= Stored rows =
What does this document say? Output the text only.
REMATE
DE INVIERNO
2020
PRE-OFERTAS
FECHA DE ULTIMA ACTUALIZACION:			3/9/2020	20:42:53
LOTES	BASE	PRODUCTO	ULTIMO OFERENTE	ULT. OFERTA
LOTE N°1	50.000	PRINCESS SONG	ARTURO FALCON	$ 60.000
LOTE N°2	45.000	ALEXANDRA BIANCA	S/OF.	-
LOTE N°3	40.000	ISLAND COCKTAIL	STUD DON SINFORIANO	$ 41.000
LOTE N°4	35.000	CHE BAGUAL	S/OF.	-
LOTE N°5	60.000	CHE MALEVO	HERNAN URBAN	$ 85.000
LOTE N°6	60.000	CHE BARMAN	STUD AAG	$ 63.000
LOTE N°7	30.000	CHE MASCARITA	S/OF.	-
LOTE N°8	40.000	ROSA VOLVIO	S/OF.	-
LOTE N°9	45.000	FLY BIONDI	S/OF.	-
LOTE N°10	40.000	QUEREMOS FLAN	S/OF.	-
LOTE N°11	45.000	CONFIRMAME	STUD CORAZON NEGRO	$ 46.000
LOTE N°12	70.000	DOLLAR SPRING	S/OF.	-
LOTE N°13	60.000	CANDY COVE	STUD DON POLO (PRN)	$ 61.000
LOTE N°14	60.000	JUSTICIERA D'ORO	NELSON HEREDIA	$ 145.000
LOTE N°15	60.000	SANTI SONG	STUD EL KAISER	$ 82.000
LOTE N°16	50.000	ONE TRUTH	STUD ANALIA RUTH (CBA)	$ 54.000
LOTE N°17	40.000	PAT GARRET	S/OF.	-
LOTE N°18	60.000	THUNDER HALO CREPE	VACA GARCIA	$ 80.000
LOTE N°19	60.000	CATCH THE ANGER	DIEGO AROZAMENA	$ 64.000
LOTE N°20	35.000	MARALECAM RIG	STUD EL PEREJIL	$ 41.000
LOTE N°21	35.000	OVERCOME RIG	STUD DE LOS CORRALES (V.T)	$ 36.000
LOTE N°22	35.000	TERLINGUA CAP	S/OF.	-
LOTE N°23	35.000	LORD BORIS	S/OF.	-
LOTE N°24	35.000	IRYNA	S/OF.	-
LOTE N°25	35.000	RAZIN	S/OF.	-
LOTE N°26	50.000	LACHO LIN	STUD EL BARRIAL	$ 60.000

= Work required =
List each line of the entries that holds the string "STUD".

= Result =
LOTE N°3	40.000	ISLAND COCKTAIL	STUD DON SINFORIANO	$ 41.000
LOTE N°6	60.000	CHE BARMAN	STUD AAG	$ 63.000
LOTE N°11	45.000	CONFIRMAME	STUD CORAZON NEGRO	$ 46.000
LOTE N°13	60.000	CANDY COVE	STUD DON POLO (PRN)	$ 61.000
LOTE N°15	60.000	SANTI SONG	STUD EL KAISER	$ 82.000
LOTE N°16	50.000	ONE TRUTH	STUD ANALIA RUTH (CBA)	$ 54.000
LOTE N°20	35.000	MARALECAM RIG	STUD EL PEREJIL	$ 41.000
LOTE N°21	35.000	OVERCOME RIG	STUD DE LOS CORRALES (V.T)	$ 36.000
LOTE N°26	50.000	LACHO LIN	STUD EL BARRIAL	$ 60.000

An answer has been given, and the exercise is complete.